WHAT YOU HAVE TO DO: Quote the material below verbatim, from its first line through the line containing "parent-folder-suffix: / —", both included.

========================

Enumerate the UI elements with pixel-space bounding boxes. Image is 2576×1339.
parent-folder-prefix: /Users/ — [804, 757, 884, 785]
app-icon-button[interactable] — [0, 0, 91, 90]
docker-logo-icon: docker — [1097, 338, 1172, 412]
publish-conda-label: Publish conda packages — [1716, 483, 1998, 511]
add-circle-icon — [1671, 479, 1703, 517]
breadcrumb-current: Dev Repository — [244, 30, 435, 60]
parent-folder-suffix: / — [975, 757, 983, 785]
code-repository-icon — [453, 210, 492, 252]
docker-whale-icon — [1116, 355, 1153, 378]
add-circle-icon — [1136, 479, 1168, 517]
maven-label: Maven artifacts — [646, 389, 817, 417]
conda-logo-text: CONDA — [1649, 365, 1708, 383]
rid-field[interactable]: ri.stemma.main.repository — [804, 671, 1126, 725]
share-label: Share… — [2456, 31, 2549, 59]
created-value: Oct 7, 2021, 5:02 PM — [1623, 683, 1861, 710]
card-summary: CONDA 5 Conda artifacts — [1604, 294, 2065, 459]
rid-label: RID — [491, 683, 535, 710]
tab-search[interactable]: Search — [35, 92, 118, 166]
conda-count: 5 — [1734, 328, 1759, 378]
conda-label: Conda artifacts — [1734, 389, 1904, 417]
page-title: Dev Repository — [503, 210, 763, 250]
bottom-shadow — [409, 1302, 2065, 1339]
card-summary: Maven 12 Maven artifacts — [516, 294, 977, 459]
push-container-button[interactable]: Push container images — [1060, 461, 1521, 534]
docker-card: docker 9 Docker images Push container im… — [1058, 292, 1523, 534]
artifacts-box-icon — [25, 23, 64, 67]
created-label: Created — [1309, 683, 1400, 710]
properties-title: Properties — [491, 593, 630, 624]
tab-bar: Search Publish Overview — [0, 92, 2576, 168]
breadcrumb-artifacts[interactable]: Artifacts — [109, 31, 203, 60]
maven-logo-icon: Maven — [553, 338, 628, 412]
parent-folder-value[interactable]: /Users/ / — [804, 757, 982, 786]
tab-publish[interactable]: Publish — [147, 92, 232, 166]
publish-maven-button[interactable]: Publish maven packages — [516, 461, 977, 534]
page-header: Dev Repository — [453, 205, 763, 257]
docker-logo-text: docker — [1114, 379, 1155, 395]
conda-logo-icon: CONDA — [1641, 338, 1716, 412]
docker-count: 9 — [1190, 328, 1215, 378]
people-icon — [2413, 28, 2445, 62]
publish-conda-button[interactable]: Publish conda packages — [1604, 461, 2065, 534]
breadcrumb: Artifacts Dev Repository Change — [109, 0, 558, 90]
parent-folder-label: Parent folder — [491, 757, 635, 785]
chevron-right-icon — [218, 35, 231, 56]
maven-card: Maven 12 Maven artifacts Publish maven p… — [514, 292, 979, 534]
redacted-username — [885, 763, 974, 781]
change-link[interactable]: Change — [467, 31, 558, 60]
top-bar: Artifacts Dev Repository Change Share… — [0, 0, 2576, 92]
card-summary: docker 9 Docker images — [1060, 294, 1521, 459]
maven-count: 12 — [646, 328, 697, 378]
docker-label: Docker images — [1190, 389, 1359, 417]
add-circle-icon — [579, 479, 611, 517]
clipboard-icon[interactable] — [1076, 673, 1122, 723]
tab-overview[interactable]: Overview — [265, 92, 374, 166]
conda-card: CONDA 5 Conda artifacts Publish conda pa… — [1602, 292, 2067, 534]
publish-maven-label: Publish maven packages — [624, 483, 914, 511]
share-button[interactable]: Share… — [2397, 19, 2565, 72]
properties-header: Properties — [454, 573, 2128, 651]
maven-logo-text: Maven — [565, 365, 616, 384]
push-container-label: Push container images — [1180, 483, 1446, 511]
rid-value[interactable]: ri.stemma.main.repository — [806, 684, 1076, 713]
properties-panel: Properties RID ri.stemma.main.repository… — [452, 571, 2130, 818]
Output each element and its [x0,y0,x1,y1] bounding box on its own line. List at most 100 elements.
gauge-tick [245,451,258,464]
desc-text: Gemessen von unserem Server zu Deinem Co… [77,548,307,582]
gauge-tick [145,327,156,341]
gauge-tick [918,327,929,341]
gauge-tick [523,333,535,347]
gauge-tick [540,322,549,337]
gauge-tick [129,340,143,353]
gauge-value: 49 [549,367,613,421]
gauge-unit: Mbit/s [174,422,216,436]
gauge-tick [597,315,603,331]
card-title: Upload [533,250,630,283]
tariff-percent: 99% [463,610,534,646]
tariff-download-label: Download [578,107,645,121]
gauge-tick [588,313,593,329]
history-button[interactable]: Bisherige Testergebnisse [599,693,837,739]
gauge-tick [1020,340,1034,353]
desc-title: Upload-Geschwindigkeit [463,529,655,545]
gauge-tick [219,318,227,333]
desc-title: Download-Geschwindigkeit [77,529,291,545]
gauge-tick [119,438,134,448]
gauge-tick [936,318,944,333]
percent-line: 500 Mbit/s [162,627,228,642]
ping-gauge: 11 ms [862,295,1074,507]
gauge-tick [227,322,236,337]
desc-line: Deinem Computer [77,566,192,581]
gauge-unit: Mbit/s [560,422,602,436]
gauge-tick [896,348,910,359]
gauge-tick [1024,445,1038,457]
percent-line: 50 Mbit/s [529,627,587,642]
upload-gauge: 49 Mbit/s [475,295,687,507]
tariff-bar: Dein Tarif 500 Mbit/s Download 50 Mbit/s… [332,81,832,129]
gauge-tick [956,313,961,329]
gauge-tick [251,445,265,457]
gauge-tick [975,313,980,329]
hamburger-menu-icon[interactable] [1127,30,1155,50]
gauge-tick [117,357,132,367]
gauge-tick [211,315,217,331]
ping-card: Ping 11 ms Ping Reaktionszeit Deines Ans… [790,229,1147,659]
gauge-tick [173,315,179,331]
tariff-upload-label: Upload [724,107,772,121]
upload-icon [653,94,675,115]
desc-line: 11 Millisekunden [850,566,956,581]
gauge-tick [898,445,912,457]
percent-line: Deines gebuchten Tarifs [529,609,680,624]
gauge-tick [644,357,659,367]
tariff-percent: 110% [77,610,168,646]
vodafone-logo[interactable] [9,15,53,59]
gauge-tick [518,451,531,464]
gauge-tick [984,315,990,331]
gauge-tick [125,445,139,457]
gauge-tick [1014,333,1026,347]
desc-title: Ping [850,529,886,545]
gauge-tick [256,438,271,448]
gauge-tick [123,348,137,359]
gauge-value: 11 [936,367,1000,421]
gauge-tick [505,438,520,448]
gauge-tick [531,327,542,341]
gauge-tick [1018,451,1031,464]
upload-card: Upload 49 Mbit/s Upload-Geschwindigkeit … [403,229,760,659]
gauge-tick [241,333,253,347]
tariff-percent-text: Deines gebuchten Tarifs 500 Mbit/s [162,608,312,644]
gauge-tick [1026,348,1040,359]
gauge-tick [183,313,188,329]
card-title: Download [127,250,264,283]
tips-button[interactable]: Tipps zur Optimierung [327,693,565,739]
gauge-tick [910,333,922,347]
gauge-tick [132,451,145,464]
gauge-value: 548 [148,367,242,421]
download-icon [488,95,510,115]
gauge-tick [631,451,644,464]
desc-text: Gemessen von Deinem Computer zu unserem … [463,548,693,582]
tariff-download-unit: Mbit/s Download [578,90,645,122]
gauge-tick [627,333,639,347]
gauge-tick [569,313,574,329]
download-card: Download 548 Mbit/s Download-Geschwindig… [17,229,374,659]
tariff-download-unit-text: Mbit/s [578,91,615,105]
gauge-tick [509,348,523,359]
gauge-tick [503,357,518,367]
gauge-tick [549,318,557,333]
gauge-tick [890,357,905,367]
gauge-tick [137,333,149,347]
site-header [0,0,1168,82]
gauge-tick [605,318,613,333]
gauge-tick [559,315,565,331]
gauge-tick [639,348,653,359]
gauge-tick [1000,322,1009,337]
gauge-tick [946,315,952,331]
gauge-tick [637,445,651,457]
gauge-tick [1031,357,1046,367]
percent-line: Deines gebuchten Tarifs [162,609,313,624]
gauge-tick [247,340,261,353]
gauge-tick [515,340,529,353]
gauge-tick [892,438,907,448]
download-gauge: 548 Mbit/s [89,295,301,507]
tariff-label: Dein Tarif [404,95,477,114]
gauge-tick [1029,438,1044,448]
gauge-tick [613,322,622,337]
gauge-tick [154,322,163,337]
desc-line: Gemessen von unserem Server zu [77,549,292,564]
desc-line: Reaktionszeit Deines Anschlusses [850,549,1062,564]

========================

SOLUTION TO THIS TASK:
Enumerate the UI elements with pixel-space bounding boxes. Image is 2576×1339.
parent-folder-prefix: /Users/ — [804, 757, 884, 785]
app-icon-button[interactable] — [0, 0, 91, 90]
docker-logo-icon: docker — [1097, 338, 1172, 412]
publish-conda-label: Publish conda packages — [1716, 483, 1998, 511]
add-circle-icon — [1671, 479, 1703, 517]
breadcrumb-current: Dev Repository — [244, 30, 435, 60]
parent-folder-suffix: / — [975, 757, 983, 785]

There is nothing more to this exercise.